_WRITTEN EXERCISE_
Out of the lines below, please list those that hold the string "experiences".

_ENTRIES PROVIDED_
START

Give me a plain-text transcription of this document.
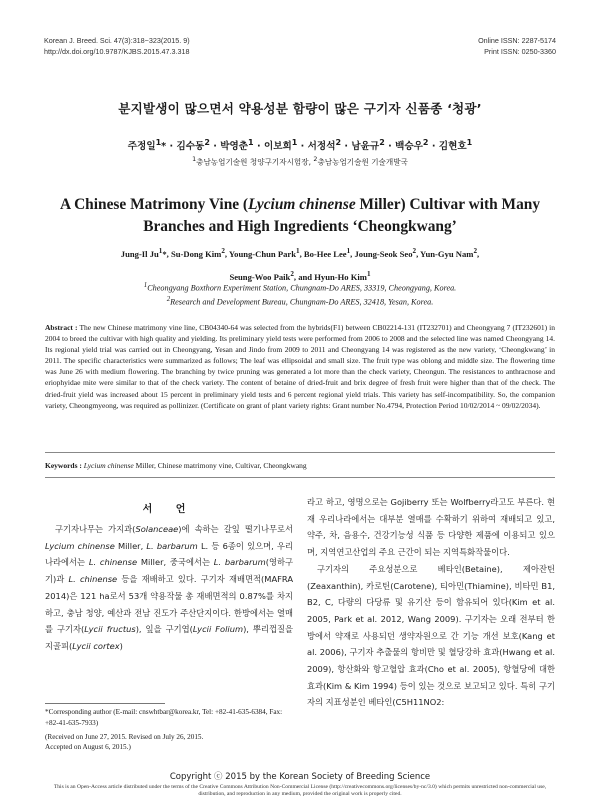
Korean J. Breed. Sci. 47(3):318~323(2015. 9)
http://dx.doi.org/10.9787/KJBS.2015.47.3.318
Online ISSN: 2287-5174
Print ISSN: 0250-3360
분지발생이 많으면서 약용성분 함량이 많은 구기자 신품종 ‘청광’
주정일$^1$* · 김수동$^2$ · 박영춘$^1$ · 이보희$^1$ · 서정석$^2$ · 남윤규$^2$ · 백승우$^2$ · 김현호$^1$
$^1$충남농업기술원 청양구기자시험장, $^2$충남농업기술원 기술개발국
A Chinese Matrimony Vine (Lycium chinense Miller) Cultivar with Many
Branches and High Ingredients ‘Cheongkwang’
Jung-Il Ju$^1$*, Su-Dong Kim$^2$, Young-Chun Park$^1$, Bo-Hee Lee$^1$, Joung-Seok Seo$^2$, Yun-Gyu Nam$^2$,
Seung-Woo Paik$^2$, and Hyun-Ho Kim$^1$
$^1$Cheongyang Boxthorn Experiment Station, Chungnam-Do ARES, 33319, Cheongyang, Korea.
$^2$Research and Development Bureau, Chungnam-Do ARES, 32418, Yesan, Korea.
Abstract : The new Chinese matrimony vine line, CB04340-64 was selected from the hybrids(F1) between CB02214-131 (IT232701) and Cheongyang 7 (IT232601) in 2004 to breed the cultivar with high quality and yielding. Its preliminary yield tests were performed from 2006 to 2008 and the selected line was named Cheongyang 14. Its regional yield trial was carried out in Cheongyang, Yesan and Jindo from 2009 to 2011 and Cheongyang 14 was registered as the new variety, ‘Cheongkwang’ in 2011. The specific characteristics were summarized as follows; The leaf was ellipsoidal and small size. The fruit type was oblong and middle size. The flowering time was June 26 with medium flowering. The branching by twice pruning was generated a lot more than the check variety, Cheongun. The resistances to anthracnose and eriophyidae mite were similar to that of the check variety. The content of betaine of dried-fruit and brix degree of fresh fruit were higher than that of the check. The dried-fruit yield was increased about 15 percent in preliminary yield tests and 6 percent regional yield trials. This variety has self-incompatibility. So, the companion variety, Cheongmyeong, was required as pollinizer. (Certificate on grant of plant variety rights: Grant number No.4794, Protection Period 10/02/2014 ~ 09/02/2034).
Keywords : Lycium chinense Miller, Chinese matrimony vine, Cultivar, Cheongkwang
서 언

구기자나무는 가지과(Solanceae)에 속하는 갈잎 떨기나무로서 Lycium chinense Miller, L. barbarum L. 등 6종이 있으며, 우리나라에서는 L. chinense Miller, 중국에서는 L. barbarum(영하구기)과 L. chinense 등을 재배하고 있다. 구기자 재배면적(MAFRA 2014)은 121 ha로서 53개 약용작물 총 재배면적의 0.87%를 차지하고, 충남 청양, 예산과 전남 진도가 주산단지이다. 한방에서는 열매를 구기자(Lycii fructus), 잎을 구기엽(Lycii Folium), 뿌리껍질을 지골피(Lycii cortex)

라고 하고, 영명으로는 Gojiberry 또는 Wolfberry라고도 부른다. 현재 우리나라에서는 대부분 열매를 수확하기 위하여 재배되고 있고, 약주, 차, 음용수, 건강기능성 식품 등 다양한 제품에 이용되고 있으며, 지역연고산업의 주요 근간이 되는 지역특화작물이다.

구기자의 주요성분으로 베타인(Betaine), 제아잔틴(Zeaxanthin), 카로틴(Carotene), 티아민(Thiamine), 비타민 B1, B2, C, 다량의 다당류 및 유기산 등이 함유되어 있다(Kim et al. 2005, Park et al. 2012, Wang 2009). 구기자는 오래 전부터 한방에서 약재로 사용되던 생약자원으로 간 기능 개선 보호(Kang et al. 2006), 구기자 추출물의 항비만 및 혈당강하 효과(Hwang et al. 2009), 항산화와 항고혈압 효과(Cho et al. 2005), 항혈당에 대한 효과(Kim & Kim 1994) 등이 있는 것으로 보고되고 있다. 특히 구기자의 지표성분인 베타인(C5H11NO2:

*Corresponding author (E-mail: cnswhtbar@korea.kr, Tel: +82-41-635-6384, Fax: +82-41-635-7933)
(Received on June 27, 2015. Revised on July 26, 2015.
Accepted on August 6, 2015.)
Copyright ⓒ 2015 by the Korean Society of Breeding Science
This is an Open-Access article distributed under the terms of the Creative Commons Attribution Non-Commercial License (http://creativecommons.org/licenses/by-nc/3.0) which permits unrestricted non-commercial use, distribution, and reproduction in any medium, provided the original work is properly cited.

END
START

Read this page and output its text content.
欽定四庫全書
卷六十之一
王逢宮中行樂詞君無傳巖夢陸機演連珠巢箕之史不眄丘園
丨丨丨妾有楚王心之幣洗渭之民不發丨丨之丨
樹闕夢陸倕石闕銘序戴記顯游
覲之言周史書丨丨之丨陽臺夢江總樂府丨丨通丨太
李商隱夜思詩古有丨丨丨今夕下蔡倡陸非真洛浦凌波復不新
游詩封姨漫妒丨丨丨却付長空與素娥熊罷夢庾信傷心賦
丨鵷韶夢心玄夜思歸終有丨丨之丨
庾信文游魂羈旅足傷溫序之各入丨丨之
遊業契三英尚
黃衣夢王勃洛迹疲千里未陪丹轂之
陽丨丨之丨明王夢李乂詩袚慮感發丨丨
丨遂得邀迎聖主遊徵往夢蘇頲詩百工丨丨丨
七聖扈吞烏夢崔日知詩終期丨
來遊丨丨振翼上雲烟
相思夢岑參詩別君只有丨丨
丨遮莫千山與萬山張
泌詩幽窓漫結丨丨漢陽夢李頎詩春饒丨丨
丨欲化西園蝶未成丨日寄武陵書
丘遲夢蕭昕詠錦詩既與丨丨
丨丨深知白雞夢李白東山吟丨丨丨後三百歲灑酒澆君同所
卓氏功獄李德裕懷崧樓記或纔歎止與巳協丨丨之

END
START

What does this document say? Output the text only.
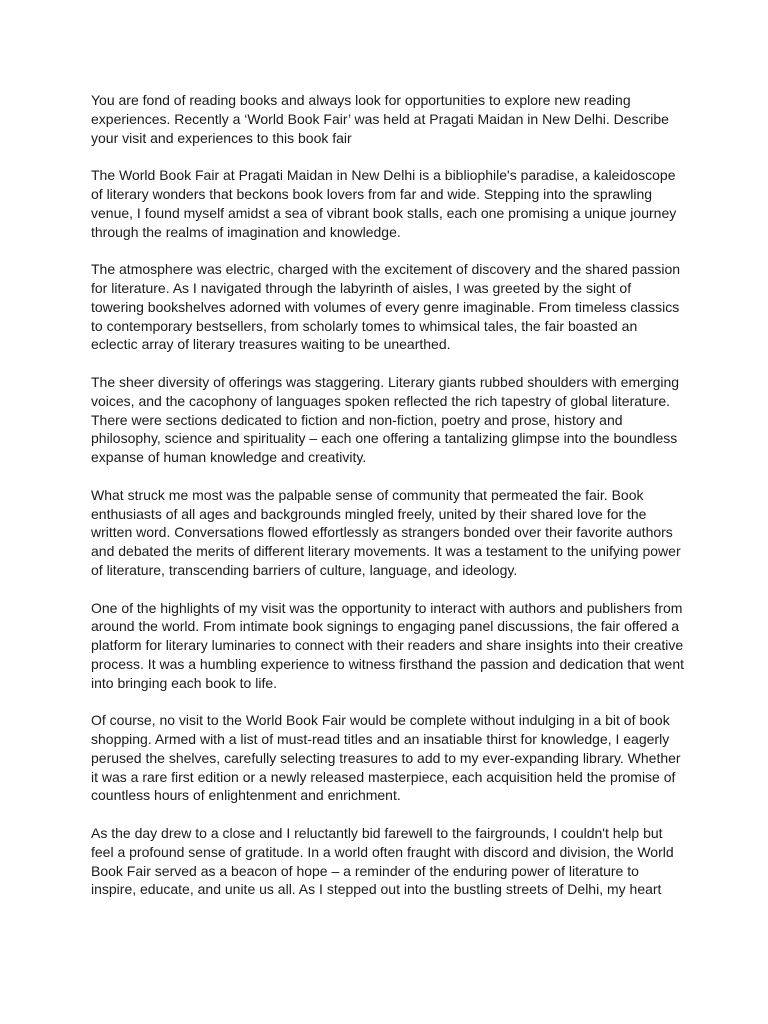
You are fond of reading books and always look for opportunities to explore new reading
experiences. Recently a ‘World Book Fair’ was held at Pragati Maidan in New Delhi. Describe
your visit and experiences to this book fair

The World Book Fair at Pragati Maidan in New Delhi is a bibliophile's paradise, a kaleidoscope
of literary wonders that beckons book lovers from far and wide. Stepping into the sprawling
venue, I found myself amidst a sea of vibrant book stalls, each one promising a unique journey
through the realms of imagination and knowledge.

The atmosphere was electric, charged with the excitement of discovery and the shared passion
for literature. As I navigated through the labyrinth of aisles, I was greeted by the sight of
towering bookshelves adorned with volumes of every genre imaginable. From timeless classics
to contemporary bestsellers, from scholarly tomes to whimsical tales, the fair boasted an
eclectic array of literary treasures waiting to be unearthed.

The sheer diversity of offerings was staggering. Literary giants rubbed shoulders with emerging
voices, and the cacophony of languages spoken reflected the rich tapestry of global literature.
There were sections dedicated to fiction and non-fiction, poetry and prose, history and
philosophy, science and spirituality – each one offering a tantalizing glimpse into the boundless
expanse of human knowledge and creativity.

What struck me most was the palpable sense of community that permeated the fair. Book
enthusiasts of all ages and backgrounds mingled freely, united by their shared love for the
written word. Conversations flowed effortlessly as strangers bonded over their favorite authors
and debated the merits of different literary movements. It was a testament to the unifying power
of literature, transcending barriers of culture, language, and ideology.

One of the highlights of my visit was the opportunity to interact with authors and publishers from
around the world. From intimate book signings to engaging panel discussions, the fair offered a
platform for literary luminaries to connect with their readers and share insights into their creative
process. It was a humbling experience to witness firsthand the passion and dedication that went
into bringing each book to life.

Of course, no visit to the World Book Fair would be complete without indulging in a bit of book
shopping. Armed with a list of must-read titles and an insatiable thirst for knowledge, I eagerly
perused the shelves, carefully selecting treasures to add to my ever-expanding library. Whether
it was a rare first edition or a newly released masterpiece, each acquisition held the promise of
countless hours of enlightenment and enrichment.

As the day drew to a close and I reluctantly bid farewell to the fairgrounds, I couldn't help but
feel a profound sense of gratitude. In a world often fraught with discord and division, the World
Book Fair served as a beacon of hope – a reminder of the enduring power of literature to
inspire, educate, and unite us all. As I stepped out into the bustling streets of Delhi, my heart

END

_FULL OUTPUT_
experiences. Recently a ‘World Book Fair’ was held at Pragati Maidan in New Delhi. Describe
your visit and experiences to this book fair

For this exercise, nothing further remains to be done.